→ **MATERIAL**:
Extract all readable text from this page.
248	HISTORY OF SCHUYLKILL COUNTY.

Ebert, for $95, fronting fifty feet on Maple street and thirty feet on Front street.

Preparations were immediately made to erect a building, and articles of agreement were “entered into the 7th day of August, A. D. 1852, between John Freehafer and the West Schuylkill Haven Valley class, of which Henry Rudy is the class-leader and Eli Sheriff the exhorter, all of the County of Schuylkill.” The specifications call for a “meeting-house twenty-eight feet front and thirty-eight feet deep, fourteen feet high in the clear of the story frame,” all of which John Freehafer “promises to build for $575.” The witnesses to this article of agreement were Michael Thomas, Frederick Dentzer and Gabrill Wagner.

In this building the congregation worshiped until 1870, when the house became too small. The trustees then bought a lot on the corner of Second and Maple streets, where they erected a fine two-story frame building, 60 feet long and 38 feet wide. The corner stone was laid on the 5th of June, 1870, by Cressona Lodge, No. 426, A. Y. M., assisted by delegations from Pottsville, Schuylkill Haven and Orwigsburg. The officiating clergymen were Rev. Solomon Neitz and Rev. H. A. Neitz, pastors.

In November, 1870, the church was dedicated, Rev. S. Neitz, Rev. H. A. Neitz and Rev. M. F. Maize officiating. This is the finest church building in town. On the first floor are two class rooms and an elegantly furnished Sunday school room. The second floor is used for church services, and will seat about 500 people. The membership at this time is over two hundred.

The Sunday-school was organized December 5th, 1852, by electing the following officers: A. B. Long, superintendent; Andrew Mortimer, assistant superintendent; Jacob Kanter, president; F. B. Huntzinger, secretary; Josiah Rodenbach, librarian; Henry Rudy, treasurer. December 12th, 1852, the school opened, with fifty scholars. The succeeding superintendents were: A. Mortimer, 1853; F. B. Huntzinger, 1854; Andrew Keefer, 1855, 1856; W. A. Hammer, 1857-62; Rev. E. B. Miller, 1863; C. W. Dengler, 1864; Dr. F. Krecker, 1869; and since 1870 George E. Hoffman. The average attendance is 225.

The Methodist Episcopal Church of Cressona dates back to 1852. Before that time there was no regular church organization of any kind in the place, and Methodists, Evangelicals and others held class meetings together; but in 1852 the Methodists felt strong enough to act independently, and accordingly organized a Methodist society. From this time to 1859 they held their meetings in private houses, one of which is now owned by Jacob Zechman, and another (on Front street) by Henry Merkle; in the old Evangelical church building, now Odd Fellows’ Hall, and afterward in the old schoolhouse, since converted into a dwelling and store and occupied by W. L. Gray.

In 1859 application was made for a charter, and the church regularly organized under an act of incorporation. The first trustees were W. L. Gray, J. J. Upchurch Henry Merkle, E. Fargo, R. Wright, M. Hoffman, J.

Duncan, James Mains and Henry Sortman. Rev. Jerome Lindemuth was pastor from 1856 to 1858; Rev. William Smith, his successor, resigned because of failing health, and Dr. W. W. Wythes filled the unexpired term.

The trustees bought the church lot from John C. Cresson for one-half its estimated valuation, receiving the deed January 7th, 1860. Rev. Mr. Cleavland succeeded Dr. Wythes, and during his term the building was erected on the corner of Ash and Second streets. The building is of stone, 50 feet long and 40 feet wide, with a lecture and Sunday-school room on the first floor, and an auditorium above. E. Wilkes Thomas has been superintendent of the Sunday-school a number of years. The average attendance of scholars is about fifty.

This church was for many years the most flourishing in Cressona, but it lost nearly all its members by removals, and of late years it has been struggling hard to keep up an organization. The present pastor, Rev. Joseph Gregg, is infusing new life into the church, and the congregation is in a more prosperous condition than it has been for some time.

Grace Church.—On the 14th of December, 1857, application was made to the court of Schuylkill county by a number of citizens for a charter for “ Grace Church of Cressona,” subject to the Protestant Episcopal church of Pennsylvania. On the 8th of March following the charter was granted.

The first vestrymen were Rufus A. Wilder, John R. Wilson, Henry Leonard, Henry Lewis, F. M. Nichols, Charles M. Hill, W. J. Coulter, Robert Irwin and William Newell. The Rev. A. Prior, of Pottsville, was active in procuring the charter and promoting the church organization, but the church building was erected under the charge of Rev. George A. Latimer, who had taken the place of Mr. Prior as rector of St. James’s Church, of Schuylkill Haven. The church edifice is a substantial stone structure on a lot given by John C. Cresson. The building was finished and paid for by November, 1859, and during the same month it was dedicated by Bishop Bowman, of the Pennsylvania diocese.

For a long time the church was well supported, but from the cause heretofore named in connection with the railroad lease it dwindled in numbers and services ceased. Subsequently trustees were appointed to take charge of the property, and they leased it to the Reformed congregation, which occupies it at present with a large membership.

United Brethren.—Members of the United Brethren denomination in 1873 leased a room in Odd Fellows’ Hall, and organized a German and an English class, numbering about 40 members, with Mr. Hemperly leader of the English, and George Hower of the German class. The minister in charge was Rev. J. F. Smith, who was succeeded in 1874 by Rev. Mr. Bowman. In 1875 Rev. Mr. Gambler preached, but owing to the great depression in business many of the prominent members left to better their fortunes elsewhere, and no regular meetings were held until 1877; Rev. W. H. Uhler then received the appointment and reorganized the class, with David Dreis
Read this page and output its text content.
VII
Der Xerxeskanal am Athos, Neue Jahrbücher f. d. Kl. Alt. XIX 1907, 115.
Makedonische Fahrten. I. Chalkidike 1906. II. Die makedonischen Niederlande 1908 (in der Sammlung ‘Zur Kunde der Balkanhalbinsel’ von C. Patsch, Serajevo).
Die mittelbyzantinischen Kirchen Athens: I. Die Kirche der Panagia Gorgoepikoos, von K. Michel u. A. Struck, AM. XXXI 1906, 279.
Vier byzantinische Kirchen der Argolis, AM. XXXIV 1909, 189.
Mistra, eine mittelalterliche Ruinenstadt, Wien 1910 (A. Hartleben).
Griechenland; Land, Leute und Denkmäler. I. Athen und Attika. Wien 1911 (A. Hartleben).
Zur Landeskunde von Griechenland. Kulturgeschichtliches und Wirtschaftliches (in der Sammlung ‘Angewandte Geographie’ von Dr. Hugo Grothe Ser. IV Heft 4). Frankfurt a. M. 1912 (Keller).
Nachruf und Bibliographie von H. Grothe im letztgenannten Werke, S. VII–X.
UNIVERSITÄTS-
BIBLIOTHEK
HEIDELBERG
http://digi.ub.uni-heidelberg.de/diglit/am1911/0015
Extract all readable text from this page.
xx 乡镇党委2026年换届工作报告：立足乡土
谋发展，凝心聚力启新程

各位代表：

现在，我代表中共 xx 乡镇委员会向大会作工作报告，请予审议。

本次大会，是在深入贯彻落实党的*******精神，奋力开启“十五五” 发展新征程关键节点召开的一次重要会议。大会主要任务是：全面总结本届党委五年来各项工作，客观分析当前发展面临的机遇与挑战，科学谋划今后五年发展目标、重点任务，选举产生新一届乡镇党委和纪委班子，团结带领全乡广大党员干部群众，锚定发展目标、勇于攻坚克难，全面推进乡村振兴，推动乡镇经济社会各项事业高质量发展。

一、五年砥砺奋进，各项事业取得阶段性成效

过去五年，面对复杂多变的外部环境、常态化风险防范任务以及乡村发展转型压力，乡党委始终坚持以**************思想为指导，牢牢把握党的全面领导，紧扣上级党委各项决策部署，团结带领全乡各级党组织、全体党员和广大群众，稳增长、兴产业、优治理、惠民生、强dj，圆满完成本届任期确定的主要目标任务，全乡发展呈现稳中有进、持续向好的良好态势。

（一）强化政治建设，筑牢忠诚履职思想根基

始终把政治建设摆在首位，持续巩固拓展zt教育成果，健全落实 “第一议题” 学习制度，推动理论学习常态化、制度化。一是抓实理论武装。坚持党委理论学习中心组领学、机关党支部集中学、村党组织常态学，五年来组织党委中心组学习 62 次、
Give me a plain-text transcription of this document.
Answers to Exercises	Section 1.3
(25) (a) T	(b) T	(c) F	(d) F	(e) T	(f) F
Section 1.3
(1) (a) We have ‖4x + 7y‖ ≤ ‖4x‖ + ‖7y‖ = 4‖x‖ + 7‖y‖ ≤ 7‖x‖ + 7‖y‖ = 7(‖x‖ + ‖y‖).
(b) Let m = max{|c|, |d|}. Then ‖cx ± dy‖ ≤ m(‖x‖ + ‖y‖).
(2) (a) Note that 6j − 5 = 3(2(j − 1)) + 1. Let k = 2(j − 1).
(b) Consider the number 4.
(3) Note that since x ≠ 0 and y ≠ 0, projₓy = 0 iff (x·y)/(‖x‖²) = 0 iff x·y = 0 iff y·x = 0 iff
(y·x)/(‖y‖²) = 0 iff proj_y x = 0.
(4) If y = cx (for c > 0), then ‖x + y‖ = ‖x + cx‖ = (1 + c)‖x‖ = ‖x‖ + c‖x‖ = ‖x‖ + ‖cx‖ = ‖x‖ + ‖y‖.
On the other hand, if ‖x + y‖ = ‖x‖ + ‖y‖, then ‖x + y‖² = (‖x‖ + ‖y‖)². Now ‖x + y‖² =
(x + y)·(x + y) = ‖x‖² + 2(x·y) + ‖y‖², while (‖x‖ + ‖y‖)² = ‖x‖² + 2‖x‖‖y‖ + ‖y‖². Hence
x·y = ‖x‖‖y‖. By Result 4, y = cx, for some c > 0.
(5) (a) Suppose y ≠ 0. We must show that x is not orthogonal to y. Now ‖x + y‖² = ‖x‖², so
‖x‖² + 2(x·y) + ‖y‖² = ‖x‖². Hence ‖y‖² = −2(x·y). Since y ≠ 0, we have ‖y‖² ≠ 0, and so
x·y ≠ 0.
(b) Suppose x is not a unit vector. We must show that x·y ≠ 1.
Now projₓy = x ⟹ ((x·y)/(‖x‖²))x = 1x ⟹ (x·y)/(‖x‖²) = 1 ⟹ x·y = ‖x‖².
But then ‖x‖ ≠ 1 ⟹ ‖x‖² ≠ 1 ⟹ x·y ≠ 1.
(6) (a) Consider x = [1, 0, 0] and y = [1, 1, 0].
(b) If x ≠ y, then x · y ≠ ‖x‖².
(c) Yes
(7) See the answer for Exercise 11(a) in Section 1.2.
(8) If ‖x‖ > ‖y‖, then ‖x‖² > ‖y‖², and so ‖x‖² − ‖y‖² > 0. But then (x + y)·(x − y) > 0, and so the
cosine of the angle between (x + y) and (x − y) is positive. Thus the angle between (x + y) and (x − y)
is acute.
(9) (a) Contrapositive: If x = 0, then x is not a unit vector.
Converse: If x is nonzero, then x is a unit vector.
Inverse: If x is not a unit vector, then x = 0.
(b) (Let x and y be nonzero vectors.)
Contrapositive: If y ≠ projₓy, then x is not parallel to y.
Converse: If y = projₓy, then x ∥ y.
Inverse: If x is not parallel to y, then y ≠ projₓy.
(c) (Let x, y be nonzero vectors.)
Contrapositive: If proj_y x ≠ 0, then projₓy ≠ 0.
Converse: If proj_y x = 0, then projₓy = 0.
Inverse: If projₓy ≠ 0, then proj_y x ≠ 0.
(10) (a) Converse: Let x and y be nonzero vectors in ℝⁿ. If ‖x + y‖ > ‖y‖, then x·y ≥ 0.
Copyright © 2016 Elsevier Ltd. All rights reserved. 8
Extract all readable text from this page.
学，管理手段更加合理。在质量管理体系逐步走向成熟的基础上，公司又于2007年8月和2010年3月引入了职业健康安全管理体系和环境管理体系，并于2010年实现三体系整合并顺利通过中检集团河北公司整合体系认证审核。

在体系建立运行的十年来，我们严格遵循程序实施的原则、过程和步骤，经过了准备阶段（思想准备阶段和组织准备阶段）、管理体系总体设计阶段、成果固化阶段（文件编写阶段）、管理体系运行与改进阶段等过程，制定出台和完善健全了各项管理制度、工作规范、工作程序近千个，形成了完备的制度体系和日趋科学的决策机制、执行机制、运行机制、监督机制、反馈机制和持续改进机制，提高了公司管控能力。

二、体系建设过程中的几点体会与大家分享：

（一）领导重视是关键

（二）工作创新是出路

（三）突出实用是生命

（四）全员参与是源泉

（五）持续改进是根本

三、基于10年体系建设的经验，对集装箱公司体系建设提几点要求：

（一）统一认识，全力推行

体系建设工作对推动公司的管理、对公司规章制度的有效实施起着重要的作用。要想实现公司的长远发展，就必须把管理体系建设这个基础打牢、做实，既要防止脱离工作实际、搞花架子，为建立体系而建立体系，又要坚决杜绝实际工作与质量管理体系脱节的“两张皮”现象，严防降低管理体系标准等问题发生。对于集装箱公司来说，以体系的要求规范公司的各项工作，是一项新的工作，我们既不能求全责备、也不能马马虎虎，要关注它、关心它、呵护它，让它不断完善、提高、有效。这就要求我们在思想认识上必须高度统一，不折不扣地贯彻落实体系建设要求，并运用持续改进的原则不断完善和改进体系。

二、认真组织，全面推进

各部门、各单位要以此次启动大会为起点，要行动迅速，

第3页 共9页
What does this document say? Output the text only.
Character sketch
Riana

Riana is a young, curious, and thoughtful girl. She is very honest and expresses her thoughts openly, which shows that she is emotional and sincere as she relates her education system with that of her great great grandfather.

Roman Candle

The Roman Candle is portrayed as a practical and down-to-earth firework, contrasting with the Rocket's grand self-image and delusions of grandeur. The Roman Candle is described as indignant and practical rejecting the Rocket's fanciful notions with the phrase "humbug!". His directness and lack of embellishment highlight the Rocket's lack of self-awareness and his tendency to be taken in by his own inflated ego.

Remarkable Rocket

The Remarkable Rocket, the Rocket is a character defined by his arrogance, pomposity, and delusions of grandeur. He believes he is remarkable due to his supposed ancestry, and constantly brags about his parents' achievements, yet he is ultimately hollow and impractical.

→ **PROBLEM TO SOLVE**:
Find all lines holding the string "vectors" and copy them.

→ **OUTPUT FOR THIS TASK**:
(b) (Let x and y be nonzero vectors.)
(c) (Let x, y be nonzero vectors.)
(10) (a) Converse: Let x and y be nonzero vectors in ℝⁿ. If ‖x + y‖ > ‖y‖, then x·y ≥ 0.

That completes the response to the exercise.